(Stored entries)
▼
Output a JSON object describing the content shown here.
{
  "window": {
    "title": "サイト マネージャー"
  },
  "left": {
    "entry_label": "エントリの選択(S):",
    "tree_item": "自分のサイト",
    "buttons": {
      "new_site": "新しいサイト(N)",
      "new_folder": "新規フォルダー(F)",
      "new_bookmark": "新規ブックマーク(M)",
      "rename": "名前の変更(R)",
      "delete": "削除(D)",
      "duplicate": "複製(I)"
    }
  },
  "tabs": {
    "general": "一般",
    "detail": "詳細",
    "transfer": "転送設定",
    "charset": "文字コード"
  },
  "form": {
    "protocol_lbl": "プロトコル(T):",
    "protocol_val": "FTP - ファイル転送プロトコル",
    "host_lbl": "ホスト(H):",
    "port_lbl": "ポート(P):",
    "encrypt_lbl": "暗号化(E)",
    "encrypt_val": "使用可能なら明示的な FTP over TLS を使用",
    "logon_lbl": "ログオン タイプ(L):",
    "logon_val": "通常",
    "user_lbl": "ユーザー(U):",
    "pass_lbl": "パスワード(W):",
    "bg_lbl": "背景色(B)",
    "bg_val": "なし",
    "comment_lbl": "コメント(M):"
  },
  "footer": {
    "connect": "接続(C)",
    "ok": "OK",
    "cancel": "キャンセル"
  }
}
▲
YOUR TASK:
Transcribe each entry precisely, missing none.

RESPONSE BELOW:
Output a JSON object describing the content shown here.
{
  "window": {
    "title": "サイト マネージャー"
  },
  "left": {
    "entry_label": "エントリの選択(S):",
    "tree_item": "自分のサイト",
    "buttons": {
      "new_site": "新しいサイト(N)",
      "new_folder": "新規フォルダー(F)",
      "new_bookmark": "新規ブックマーク(M)",
      "rename": "名前の変更(R)",
      "delete": "削除(D)",
      "duplicate": "複製(I)"
    }
  },
  "tabs": {
    "general": "一般",
    "detail": "詳細",
    "transfer": "転送設定",
    "charset": "文字コード"
  },
  "form": {
    "protocol_lbl": "プロトコル(T):",
    "protocol_val": "FTP - ファイル転送プロトコル",
    "host_lbl": "ホスト(H):",
    "port_lbl": "ポート(P):",
    "encrypt_lbl": "暗号化(E)",
    "encrypt_val": "使用可能なら明示的な FTP over TLS を使用",
    "logon_lbl": "ログオン タイプ(L):",
    "logon_val": "通常",
    "user_lbl": "ユーザー(U):",
    "pass_lbl": "パスワード(W):",
    "bg_lbl": "背景色(B)",
    "bg_val": "なし",
    "comment_lbl": "コメント(M):"
  },
  "footer": {
    "connect": "接続(C)",
    "ok": "OK",
    "cancel": "キャンセル"
  }
}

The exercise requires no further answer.